What you should do -
Print the entire listing. Each line must match the original exactly.

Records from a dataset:
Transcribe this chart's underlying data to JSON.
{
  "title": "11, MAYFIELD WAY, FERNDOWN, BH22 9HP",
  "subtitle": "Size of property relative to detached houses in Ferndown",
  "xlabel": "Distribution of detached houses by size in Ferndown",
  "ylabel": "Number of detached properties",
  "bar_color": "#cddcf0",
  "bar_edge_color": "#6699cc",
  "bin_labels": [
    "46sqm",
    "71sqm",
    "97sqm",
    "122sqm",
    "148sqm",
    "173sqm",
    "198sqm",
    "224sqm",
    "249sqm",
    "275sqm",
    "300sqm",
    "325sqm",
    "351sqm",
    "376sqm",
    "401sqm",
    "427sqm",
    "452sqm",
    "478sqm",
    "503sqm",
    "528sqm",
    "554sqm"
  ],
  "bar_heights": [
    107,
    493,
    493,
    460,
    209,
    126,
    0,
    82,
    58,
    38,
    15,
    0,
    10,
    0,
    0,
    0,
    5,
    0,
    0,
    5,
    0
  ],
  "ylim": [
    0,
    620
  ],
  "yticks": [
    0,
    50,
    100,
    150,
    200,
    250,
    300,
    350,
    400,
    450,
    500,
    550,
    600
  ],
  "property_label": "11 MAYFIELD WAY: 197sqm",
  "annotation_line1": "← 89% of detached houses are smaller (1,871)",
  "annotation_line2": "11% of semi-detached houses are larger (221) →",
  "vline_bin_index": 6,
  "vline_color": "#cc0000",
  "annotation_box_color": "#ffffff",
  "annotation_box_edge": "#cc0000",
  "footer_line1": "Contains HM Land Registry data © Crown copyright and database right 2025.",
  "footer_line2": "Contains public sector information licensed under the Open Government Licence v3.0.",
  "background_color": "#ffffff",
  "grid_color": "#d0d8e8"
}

Reply -
Transcribe this chart's underlying data to JSON.
{
  "title": "11, MAYFIELD WAY, FERNDOWN, BH22 9HP",
  "subtitle": "Size of property relative to detached houses in Ferndown",
  "xlabel": "Distribution of detached houses by size in Ferndown",
  "ylabel": "Number of detached properties",
  "bar_color": "#cddcf0",
  "bar_edge_color": "#6699cc",
  "bin_labels": [
    "46sqm",
    "71sqm",
    "97sqm",
    "122sqm",
    "148sqm",
    "173sqm",
    "198sqm",
    "224sqm",
    "249sqm",
    "275sqm",
    "300sqm",
    "325sqm",
    "351sqm",
    "376sqm",
    "401sqm",
    "427sqm",
    "452sqm",
    "478sqm",
    "503sqm",
    "528sqm",
    "554sqm"
  ],
  "bar_heights": [
    107,
    493,
    493,
    460,
    209,
    126,
    0,
    82,
    58,
    38,
    15,
    0,
    10,
    0,
    0,
    0,
    5,
    0,
    0,
    5,
    0
  ],
  "ylim": [
    0,
    620
  ],
  "yticks": [
    0,
    50,
    100,
    150,
    200,
    250,
    300,
    350,
    400,
    450,
    500,
    550,
    600
  ],
  "property_label": "11 MAYFIELD WAY: 197sqm",
  "annotation_line1": "← 89% of detached houses are smaller (1,871)",
  "annotation_line2": "11% of semi-detached houses are larger (221) →",
  "vline_bin_index": 6,
  "vline_color": "#cc0000",
  "annotation_box_color": "#ffffff",
  "annotation_box_edge": "#cc0000",
  "footer_line1": "Contains HM Land Registry data © Crown copyright and database right 2025.",
  "footer_line2": "Contains public sector information licensed under the Open Government Licence v3.0.",
  "background_color": "#ffffff",
  "grid_color": "#d0d8e8"
}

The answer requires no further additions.